> [What you are asked to do]: What is the count of lines in the listing below that hold the string "Consiglio"? Reply with that number alone.

> [Listed entries]:
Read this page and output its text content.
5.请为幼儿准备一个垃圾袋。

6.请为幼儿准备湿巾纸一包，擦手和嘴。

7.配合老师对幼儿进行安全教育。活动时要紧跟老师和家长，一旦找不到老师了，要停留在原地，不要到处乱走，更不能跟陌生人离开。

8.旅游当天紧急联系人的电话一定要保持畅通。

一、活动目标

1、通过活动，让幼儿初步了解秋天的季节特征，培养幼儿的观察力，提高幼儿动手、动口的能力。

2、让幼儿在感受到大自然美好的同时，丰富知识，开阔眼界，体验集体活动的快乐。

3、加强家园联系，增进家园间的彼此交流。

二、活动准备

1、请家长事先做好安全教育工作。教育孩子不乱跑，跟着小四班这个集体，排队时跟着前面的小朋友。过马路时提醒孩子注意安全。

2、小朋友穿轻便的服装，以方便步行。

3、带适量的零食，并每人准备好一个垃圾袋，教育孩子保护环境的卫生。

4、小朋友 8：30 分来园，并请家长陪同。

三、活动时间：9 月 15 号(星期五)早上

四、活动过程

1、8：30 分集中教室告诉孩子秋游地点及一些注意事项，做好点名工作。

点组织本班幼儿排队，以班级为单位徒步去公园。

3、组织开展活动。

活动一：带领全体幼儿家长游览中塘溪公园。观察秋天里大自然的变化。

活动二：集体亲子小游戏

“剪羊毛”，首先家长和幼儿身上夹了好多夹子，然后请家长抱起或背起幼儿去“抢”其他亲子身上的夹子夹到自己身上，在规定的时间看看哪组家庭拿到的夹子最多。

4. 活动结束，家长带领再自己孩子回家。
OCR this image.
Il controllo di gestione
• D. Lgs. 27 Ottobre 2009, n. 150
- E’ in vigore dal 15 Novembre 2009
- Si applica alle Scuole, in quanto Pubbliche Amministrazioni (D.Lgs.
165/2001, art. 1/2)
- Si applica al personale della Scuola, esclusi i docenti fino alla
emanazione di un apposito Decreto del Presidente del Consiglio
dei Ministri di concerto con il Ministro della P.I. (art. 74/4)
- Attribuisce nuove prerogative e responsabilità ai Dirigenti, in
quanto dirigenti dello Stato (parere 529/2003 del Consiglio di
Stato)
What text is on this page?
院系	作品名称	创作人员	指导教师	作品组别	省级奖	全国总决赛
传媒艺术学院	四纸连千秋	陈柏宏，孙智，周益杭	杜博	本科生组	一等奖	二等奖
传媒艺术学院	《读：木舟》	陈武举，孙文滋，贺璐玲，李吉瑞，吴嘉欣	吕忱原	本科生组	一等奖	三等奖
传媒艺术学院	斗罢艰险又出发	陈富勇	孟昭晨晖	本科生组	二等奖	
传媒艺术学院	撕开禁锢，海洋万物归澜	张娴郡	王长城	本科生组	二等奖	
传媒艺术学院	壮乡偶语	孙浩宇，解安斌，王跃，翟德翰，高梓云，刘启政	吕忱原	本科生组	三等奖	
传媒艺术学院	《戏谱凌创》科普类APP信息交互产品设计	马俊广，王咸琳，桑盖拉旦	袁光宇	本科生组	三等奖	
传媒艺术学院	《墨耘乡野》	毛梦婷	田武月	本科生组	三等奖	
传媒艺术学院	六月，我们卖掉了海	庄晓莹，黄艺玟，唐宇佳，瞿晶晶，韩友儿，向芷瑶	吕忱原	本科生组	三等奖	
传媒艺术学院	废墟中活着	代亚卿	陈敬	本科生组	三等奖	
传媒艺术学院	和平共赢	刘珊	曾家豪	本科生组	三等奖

> [Result of the task]: 2